Could you write out the data that follows, exactly and in full?

> Records for processing
+ + + +
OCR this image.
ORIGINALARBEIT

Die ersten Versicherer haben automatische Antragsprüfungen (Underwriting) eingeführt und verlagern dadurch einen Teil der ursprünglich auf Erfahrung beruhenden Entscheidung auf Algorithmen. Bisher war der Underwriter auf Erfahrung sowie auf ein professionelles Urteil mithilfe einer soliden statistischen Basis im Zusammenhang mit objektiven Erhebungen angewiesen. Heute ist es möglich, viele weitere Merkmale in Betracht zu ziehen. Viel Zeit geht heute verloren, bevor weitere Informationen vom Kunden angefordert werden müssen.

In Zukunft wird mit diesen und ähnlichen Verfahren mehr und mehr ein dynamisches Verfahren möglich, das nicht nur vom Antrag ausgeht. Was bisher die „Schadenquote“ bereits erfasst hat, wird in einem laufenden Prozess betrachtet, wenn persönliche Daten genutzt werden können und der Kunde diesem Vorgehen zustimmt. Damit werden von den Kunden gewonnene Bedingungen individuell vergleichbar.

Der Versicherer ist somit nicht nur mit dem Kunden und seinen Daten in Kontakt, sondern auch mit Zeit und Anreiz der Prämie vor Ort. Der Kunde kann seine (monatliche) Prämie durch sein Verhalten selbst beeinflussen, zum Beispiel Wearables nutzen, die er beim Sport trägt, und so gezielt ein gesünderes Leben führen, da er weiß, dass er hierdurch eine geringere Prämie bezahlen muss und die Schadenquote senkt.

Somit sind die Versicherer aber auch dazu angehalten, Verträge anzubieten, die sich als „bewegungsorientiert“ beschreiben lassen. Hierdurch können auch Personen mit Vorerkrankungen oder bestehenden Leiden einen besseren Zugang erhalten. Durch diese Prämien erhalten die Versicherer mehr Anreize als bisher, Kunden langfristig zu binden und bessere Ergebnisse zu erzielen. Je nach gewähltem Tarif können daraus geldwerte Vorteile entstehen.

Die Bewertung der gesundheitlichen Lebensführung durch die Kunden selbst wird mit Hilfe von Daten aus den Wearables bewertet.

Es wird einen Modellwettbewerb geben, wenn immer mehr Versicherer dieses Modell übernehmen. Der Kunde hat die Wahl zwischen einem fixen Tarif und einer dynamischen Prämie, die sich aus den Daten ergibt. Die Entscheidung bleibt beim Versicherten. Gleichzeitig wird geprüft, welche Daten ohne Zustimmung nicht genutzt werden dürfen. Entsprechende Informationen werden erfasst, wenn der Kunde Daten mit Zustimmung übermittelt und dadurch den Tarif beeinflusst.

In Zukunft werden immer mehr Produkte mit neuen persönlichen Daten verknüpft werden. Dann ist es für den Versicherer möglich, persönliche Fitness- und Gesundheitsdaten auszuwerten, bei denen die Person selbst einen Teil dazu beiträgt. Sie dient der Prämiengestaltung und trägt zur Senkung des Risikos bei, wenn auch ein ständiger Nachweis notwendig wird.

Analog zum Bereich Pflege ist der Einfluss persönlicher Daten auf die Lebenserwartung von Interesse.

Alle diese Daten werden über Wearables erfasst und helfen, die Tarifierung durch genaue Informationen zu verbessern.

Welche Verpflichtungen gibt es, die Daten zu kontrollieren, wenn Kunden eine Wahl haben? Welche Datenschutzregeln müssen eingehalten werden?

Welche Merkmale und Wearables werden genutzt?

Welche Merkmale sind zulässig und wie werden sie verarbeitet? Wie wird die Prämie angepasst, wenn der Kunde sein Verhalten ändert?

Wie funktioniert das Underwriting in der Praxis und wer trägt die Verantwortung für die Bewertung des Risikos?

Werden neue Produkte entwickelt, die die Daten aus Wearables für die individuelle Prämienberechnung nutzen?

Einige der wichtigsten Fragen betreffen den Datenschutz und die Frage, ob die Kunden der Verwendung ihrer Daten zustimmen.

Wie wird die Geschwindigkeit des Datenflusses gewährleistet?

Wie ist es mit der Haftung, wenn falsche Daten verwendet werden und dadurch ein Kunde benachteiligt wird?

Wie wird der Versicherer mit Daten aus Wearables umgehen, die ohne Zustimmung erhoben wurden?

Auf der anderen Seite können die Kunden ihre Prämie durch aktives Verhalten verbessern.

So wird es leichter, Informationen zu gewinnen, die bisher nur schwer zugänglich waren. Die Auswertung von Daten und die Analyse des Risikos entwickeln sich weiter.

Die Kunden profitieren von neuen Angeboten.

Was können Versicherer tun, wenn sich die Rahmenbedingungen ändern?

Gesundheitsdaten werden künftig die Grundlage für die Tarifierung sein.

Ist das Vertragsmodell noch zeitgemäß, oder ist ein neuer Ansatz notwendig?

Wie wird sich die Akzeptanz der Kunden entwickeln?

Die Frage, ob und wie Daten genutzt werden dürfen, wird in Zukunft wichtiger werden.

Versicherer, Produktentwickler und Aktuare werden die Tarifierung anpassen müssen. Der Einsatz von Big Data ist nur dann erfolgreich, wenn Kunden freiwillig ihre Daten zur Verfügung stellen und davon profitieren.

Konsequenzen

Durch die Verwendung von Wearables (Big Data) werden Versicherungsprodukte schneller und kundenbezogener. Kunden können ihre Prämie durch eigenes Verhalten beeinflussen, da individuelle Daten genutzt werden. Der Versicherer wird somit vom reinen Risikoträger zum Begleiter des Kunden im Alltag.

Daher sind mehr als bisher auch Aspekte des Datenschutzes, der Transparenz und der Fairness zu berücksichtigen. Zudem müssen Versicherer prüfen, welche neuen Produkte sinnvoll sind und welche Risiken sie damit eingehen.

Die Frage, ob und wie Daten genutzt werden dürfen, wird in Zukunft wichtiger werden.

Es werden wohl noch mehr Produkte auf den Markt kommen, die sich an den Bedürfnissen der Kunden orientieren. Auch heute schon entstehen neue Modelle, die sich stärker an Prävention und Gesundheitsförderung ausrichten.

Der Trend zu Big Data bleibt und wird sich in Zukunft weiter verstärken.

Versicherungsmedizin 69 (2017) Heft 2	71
+ + + +
> Task response
OCR this image.
ORIGINALARBEIT

Die ersten Versicherer haben automatische Antragsprüfungen (Underwriting) eingeführt und verlagern dadurch einen Teil der ursprünglich auf Erfahrung beruhenden Entscheidung auf Algorithmen. Bisher war der Underwriter auf Erfahrung sowie auf ein professionelles Urteil mithilfe einer soliden statistischen Basis im Zusammenhang mit objektiven Erhebungen angewiesen. Heute ist es möglich, viele weitere Merkmale in Betracht zu ziehen. Viel Zeit geht heute verloren, bevor weitere Informationen vom Kunden angefordert werden müssen.

In Zukunft wird mit diesen und ähnlichen Verfahren mehr und mehr ein dynamisches Verfahren möglich, das nicht nur vom Antrag ausgeht. Was bisher die „Schadenquote“ bereits erfasst hat, wird in einem laufenden Prozess betrachtet, wenn persönliche Daten genutzt werden können und der Kunde diesem Vorgehen zustimmt. Damit werden von den Kunden gewonnene Bedingungen individuell vergleichbar.

Der Versicherer ist somit nicht nur mit dem Kunden und seinen Daten in Kontakt, sondern auch mit Zeit und Anreiz der Prämie vor Ort. Der Kunde kann seine (monatliche) Prämie durch sein Verhalten selbst beeinflussen, zum Beispiel Wearables nutzen, die er beim Sport trägt, und so gezielt ein gesünderes Leben führen, da er weiß, dass er hierdurch eine geringere Prämie bezahlen muss und die Schadenquote senkt.

Somit sind die Versicherer aber auch dazu angehalten, Verträge anzubieten, die sich als „bewegungsorientiert“ beschreiben lassen. Hierdurch können auch Personen mit Vorerkrankungen oder bestehenden Leiden einen besseren Zugang erhalten. Durch diese Prämien erhalten die Versicherer mehr Anreize als bisher, Kunden langfristig zu binden und bessere Ergebnisse zu erzielen. Je nach gewähltem Tarif können daraus geldwerte Vorteile entstehen.

Die Bewertung der gesundheitlichen Lebensführung durch die Kunden selbst wird mit Hilfe von Daten aus den Wearables bewertet.

Es wird einen Modellwettbewerb geben, wenn immer mehr Versicherer dieses Modell übernehmen. Der Kunde hat die Wahl zwischen einem fixen Tarif und einer dynamischen Prämie, die sich aus den Daten ergibt. Die Entscheidung bleibt beim Versicherten. Gleichzeitig wird geprüft, welche Daten ohne Zustimmung nicht genutzt werden dürfen. Entsprechende Informationen werden erfasst, wenn der Kunde Daten mit Zustimmung übermittelt und dadurch den Tarif beeinflusst.

In Zukunft werden immer mehr Produkte mit neuen persönlichen Daten verknüpft werden. Dann ist es für den Versicherer möglich, persönliche Fitness- und Gesundheitsdaten auszuwerten, bei denen die Person selbst einen Teil dazu beiträgt. Sie dient der Prämiengestaltung und trägt zur Senkung des Risikos bei, wenn auch ein ständiger Nachweis notwendig wird.

Analog zum Bereich Pflege ist der Einfluss persönlicher Daten auf die Lebenserwartung von Interesse.

Alle diese Daten werden über Wearables erfasst und helfen, die Tarifierung durch genaue Informationen zu verbessern.

Welche Verpflichtungen gibt es, die Daten zu kontrollieren, wenn Kunden eine Wahl haben? Welche Datenschutzregeln müssen eingehalten werden?

Welche Merkmale und Wearables werden genutzt?

Welche Merkmale sind zulässig und wie werden sie verarbeitet? Wie wird die Prämie angepasst, wenn der Kunde sein Verhalten ändert?

Wie funktioniert das Underwriting in der Praxis und wer trägt die Verantwortung für die Bewertung des Risikos?

Werden neue Produkte entwickelt, die die Daten aus Wearables für die individuelle Prämienberechnung nutzen?

Einige der wichtigsten Fragen betreffen den Datenschutz und die Frage, ob die Kunden der Verwendung ihrer Daten zustimmen.

Wie wird die Geschwindigkeit des Datenflusses gewährleistet?

Wie ist es mit der Haftung, wenn falsche Daten verwendet werden und dadurch ein Kunde benachteiligt wird?

Wie wird der Versicherer mit Daten aus Wearables umgehen, die ohne Zustimmung erhoben wurden?

Auf der anderen Seite können die Kunden ihre Prämie durch aktives Verhalten verbessern.

So wird es leichter, Informationen zu gewinnen, die bisher nur schwer zugänglich waren. Die Auswertung von Daten und die Analyse des Risikos entwickeln sich weiter.

Die Kunden profitieren von neuen Angeboten.

Was können Versicherer tun, wenn sich die Rahmenbedingungen ändern?

Gesundheitsdaten werden künftig die Grundlage für die Tarifierung sein.

Ist das Vertragsmodell noch zeitgemäß, oder ist ein neuer Ansatz notwendig?

Wie wird sich die Akzeptanz der Kunden entwickeln?

Die Frage, ob und wie Daten genutzt werden dürfen, wird in Zukunft wichtiger werden.

Versicherer, Produktentwickler und Aktuare werden die Tarifierung anpassen müssen. Der Einsatz von Big Data ist nur dann erfolgreich, wenn Kunden freiwillig ihre Daten zur Verfügung stellen und davon profitieren.

Konsequenzen

Durch die Verwendung von Wearables (Big Data) werden Versicherungsprodukte schneller und kundenbezogener. Kunden können ihre Prämie durch eigenes Verhalten beeinflussen, da individuelle Daten genutzt werden. Der Versicherer wird somit vom reinen Risikoträger zum Begleiter des Kunden im Alltag.

Daher sind mehr als bisher auch Aspekte des Datenschutzes, der Transparenz und der Fairness zu berücksichtigen. Zudem müssen Versicherer prüfen, welche neuen Produkte sinnvoll sind und welche Risiken sie damit eingehen.

Die Frage, ob und wie Daten genutzt werden dürfen, wird in Zukunft wichtiger werden.

Es werden wohl noch mehr Produkte auf den Markt kommen, die sich an den Bedürfnissen der Kunden orientieren. Auch heute schon entstehen neue Modelle, die sich stärker an Prävention und Gesundheitsförderung ausrichten.

Der Trend zu Big Data bleibt und wird sich in Zukunft weiter verstärken.

Versicherungsmedizin 69 (2017) Heft 2	71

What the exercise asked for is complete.